— BEGIN GIVEN RECORDS —

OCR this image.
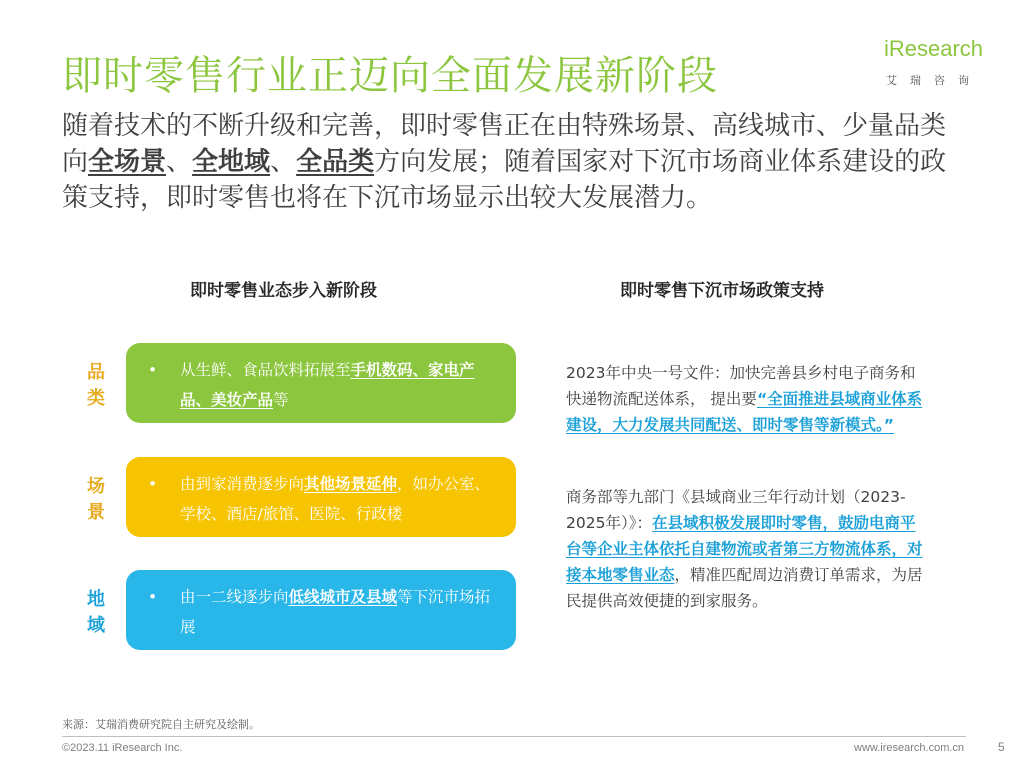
即时零售行业正迈向全面发展新阶段
iResearch
艾瑞咨询
随着技术的不断升级和完善，即时零售正在由特殊场景、高线城市、少量品类向全场景、全地域、全品类方向发展；随着国家对下沉市场商业体系建设的政策支持，即时零售也将在下沉市场显示出较大发展潜力。
即时零售业态步入新阶段	即时零售下沉市场政策支持
品类
•	从生鲜、食品饮料拓展至手机数码、家电产品、美妆产品等
场景
•	由到家消费逐步向其他场景延伸，如办公室、学校、酒店/旅馆、医院、行政楼
地域
•	由一二线逐步向低线城市及县域等下沉市场拓展
2023年中央一号文件：加快完善县乡村电子商务和快递物流配送体系， 提出要“全面推进县域商业体系建设，大力发展共同配送、即时零售等新模式。”
商务部等九部门《县域商业三年行动计划（2023-2025年）》：在县域积极发展即时零售，鼓励电商平台等企业主体依托自建物流或者第三方物流体系，对接本地零售业态，精准匹配周边消费订单需求，为居民提供高效便捷的到家服务。
来源：艾瑞消费研究院自主研究及绘制。
©2023.11 iResearch Inc.	www.iresearch.com.cn	5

— END GIVEN RECORDS —

AIM OF THE EXERCISE —
Show every line that contains the word "iResearch".

WRITTEN RESPONSE —
iResearch
©2023.11 iResearch Inc.	www.iresearch.com.cn	5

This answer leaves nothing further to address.